## Structured figure records

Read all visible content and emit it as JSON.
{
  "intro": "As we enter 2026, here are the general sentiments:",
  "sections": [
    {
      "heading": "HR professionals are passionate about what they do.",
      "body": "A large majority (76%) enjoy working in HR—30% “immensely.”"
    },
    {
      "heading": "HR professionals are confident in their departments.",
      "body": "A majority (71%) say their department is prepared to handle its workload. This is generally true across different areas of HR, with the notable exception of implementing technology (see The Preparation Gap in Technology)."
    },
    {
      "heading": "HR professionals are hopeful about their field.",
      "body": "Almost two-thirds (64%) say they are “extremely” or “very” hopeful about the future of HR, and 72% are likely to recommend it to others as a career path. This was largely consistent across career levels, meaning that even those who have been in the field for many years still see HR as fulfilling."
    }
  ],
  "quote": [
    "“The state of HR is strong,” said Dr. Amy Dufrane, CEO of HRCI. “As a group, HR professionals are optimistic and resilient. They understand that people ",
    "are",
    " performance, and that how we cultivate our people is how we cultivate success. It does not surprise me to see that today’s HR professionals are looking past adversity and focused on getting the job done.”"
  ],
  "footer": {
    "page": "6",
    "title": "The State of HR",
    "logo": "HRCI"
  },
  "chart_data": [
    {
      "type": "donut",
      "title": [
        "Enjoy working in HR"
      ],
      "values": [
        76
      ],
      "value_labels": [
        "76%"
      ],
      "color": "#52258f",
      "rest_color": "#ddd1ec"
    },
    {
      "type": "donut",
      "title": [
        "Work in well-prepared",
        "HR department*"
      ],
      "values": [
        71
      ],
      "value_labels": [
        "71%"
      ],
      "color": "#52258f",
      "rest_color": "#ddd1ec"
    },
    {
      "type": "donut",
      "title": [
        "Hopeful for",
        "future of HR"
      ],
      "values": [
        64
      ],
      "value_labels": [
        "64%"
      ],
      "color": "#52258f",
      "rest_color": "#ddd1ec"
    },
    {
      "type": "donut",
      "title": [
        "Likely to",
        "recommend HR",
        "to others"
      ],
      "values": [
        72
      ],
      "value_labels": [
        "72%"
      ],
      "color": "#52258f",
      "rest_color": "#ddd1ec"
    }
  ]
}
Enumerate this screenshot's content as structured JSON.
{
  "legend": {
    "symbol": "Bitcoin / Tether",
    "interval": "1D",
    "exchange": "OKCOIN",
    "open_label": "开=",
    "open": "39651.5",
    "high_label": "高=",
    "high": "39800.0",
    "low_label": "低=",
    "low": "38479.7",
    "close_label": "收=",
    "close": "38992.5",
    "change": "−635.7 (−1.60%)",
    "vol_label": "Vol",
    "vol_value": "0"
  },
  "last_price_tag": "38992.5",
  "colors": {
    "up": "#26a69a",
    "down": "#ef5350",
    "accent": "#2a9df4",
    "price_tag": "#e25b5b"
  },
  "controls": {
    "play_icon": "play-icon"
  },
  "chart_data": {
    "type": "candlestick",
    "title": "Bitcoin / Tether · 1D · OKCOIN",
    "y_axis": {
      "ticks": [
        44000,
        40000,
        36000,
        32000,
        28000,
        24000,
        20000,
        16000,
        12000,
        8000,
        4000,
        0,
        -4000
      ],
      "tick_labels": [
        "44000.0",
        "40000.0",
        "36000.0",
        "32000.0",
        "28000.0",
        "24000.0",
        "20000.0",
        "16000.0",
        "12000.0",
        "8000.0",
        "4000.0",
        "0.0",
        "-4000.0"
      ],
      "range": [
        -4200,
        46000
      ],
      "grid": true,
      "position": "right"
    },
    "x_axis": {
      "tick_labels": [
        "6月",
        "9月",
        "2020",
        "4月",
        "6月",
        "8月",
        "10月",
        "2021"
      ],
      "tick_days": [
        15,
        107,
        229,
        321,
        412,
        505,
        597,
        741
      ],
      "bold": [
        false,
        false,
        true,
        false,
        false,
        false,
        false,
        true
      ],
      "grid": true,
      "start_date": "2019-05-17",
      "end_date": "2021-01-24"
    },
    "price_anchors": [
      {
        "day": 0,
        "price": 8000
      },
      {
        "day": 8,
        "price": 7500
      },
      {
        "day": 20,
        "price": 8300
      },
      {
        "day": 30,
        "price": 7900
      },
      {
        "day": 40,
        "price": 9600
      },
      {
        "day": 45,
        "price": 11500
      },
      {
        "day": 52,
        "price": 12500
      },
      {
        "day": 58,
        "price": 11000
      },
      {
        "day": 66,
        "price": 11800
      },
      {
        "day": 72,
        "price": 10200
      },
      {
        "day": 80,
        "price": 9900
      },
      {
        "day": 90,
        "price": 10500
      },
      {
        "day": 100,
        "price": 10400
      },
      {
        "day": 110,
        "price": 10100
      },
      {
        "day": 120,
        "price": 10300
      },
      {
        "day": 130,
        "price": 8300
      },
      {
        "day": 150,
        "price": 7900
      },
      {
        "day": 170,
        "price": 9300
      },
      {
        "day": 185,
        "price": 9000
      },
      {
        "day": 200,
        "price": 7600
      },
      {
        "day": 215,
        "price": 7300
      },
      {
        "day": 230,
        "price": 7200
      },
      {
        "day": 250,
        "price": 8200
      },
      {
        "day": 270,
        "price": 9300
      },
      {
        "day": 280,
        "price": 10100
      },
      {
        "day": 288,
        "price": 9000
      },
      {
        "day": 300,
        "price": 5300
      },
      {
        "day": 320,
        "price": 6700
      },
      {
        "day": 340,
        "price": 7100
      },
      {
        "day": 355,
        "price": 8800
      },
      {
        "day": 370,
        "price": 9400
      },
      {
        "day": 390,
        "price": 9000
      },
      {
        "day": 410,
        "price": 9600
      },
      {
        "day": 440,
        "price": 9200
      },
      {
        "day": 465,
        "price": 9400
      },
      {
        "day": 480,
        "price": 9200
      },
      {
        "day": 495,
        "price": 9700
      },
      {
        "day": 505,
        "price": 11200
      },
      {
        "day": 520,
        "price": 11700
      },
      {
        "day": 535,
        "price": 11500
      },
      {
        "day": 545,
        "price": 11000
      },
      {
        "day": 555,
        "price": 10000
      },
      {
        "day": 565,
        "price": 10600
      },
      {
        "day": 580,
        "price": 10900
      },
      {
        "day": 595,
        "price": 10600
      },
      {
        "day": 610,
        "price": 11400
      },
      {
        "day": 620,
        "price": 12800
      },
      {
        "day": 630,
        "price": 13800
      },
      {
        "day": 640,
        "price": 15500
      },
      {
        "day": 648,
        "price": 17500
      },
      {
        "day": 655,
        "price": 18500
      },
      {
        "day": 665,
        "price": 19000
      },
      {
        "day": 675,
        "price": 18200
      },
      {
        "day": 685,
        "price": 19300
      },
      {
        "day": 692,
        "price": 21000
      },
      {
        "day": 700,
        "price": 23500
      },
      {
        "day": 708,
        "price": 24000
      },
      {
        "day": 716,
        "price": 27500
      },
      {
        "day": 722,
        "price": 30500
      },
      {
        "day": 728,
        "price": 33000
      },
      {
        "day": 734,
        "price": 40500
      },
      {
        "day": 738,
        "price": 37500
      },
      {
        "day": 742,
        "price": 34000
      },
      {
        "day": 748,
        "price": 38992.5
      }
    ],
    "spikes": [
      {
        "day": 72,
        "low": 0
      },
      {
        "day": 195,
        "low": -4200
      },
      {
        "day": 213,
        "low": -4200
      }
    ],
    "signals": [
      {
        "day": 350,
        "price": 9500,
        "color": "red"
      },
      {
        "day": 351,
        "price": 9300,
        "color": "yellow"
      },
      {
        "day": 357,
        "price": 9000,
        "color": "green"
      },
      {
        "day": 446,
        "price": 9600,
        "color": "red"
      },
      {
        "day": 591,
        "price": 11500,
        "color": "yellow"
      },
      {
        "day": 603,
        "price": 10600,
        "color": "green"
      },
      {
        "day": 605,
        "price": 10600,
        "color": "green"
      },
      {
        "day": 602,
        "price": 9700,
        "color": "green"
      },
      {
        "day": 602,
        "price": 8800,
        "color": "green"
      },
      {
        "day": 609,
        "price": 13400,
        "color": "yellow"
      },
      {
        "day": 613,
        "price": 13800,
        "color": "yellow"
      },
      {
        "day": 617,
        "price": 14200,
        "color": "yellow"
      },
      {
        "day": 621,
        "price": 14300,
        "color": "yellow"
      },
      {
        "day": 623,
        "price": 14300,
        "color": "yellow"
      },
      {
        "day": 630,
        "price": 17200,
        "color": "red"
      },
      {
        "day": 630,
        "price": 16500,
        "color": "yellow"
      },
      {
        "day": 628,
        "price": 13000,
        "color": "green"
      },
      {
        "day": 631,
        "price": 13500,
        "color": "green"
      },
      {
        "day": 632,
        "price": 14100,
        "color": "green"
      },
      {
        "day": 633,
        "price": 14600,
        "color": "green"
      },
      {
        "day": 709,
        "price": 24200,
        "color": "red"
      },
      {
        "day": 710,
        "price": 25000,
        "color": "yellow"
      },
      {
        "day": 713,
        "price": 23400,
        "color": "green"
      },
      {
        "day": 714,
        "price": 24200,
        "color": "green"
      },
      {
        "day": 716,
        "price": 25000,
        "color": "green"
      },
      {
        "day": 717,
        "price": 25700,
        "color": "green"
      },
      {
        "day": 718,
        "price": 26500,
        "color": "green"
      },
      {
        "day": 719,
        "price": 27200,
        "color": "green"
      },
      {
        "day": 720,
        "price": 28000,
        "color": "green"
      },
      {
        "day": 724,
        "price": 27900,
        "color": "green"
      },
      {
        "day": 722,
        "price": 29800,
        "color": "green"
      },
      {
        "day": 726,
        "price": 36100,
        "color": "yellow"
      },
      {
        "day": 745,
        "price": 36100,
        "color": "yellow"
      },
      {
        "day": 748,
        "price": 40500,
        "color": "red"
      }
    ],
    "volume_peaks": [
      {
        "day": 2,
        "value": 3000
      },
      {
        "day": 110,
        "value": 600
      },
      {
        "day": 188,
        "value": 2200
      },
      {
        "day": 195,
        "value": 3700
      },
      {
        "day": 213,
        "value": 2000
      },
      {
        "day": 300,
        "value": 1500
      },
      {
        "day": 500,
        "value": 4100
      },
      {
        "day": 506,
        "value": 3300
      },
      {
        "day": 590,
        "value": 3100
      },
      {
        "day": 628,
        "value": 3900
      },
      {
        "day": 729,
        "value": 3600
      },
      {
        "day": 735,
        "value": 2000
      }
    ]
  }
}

## WORK TO COMPLETE
Track down all lines above with the string "true" and copy them.

## WRITTEN RESPONSE
      "body": "A majority (71%) say their department is prepared to handle its workload. This is generally true across different areas of HR, with the notable exception of implementing technology (see The Preparation Gap in Technology)."
      "grid": true,
        true,
        true
      "grid": true,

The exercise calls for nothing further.